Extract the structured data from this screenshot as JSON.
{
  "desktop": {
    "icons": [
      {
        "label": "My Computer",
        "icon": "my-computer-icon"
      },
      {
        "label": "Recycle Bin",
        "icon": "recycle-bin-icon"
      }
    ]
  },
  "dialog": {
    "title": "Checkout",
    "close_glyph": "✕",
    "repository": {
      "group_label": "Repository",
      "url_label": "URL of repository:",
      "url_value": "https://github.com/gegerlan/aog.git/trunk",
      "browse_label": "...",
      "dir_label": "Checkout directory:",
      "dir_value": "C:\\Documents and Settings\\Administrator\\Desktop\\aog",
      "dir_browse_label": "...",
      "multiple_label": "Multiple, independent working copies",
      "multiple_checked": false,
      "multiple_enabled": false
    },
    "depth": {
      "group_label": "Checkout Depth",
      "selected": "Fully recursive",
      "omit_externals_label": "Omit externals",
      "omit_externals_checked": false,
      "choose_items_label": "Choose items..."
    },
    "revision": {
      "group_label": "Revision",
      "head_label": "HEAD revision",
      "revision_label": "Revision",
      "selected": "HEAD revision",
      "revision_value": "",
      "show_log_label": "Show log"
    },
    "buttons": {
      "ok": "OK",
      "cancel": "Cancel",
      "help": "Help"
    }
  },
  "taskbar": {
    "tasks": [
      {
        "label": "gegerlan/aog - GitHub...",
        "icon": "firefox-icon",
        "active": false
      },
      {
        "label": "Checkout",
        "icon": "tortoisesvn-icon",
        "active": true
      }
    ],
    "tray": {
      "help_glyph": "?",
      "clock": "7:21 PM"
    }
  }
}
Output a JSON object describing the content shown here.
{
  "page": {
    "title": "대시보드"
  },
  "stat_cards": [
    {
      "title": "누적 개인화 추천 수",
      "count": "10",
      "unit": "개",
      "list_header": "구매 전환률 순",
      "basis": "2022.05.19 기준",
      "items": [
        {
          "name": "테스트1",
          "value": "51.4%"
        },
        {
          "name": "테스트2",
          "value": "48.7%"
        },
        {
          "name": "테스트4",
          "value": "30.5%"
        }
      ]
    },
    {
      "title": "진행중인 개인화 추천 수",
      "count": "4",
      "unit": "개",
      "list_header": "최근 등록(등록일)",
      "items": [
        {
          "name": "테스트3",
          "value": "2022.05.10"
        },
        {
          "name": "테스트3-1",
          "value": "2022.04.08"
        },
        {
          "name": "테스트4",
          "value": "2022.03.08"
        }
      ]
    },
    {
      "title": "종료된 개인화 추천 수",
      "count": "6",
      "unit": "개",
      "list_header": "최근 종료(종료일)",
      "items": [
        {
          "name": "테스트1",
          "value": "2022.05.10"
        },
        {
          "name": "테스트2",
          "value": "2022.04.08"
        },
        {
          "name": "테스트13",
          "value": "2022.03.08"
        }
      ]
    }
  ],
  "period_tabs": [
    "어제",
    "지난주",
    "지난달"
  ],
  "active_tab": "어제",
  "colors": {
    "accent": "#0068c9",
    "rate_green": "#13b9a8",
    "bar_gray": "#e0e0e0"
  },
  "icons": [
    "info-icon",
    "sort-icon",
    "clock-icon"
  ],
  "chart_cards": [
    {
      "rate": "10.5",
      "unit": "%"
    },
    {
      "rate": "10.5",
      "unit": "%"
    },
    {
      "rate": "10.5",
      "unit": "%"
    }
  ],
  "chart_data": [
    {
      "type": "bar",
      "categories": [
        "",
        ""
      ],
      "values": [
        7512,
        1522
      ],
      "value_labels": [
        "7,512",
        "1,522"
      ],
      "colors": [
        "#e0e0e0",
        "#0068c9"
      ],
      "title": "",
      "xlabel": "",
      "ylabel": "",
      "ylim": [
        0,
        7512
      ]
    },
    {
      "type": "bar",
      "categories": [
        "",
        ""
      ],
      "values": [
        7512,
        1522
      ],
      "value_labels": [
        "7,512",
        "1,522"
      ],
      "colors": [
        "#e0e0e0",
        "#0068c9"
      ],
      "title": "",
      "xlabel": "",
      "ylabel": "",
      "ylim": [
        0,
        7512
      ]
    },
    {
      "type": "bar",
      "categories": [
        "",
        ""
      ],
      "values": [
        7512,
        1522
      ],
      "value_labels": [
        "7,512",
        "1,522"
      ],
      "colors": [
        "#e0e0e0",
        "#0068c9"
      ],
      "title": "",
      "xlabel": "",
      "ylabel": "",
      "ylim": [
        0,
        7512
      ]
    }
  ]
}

#####

» Stated task
Reproduce the material above, every line of it, exactly.

» Full response
Extract the structured data from this screenshot as JSON.
{
  "desktop": {
    "icons": [
      {
        "label": "My Computer",
        "icon": "my-computer-icon"
      },
      {
        "label": "Recycle Bin",
        "icon": "recycle-bin-icon"
      }
    ]
  },
  "dialog": {
    "title": "Checkout",
    "close_glyph": "✕",
    "repository": {
      "group_label": "Repository",
      "url_label": "URL of repository:",
      "url_value": "https://github.com/gegerlan/aog.git/trunk",
      "browse_label": "...",
      "dir_label": "Checkout directory:",
      "dir_value": "C:\\Documents and Settings\\Administrator\\Desktop\\aog",
      "dir_browse_label": "...",
      "multiple_label": "Multiple, independent working copies",
      "multiple_checked": false,
      "multiple_enabled": false
    },
    "depth": {
      "group_label": "Checkout Depth",
      "selected": "Fully recursive",
      "omit_externals_label": "Omit externals",
      "omit_externals_checked": false,
      "choose_items_label": "Choose items..."
    },
    "revision": {
      "group_label": "Revision",
      "head_label": "HEAD revision",
      "revision_label": "Revision",
      "selected": "HEAD revision",
      "revision_value": "",
      "show_log_label": "Show log"
    },
    "buttons": {
      "ok": "OK",
      "cancel": "Cancel",
      "help": "Help"
    }
  },
  "taskbar": {
    "tasks": [
      {
        "label": "gegerlan/aog - GitHub...",
        "icon": "firefox-icon",
        "active": false
      },
      {
        "label": "Checkout",
        "icon": "tortoisesvn-icon",
        "active": true
      }
    ],
    "tray": {
      "help_glyph": "?",
      "clock": "7:21 PM"
    }
  }
}
Output a JSON object describing the content shown here.
{
  "page": {
    "title": "대시보드"
  },
  "stat_cards": [
    {
      "title": "누적 개인화 추천 수",
      "count": "10",
      "unit": "개",
      "list_header": "구매 전환률 순",
      "basis": "2022.05.19 기준",
      "items": [
        {
          "name": "테스트1",
          "value": "51.4%"
        },
        {
          "name": "테스트2",
          "value": "48.7%"
        },
        {
          "name": "테스트4",
          "value": "30.5%"
        }
      ]
    },
    {
      "title": "진행중인 개인화 추천 수",
      "count": "4",
      "unit": "개",
      "list_header": "최근 등록(등록일)",
      "items": [
        {
          "name": "테스트3",
          "value": "2022.05.10"
        },
        {
          "name": "테스트3-1",
          "value": "2022.04.08"
        },
        {
          "name": "테스트4",
          "value": "2022.03.08"
        }
      ]
    },
    {
      "title": "종료된 개인화 추천 수",
      "count": "6",
      "unit": "개",
      "list_header": "최근 종료(종료일)",
      "items": [
        {
          "name": "테스트1",
          "value": "2022.05.10"
        },
        {
          "name": "테스트2",
          "value": "2022.04.08"
        },
        {
          "name": "테스트13",
          "value": "2022.03.08"
        }
      ]
    }
  ],
  "period_tabs": [
    "어제",
    "지난주",
    "지난달"
  ],
  "active_tab": "어제",
  "colors": {
    "accent": "#0068c9",
    "rate_green": "#13b9a8",
    "bar_gray": "#e0e0e0"
  },
  "icons": [
    "info-icon",
    "sort-icon",
    "clock-icon"
  ],
  "chart_cards": [
    {
      "rate": "10.5",
      "unit": "%"
    },
    {
      "rate": "10.5",
      "unit": "%"
    },
    {
      "rate": "10.5",
      "unit": "%"
    }
  ],
  "chart_data": [
    {
      "type": "bar",
      "categories": [
        "",
        ""
      ],
      "values": [
        7512,
        1522
      ],
      "value_labels": [
        "7,512",
        "1,522"
      ],
      "colors": [
        "#e0e0e0",
        "#0068c9"
      ],
      "title": "",
      "xlabel": "",
      "ylabel": "",
      "ylim": [
        0,
        7512
      ]
    },
    {
      "type": "bar",
      "categories": [
        "",
        ""
      ],
      "values": [
        7512,
        1522
      ],
      "value_labels": [
        "7,512",
        "1,522"
      ],
      "colors": [
        "#e0e0e0",
        "#0068c9"
      ],
      "title": "",
      "xlabel": "",
      "ylabel": "",
      "ylim": [
        0,
        7512
      ]
    },
    {
      "type": "bar",
      "categories": [
        "",
        ""
      ],
      "values": [
        7512,
        1522
      ],
      "value_labels": [
        "7,512",
        "1,522"
      ],
      "colors": [
        "#e0e0e0",
        "#0068c9"
      ],
      "title": "",
      "xlabel": "",
      "ylabel": "",
      "ylim": [
        0,
        7512
      ]
    }
  ]
}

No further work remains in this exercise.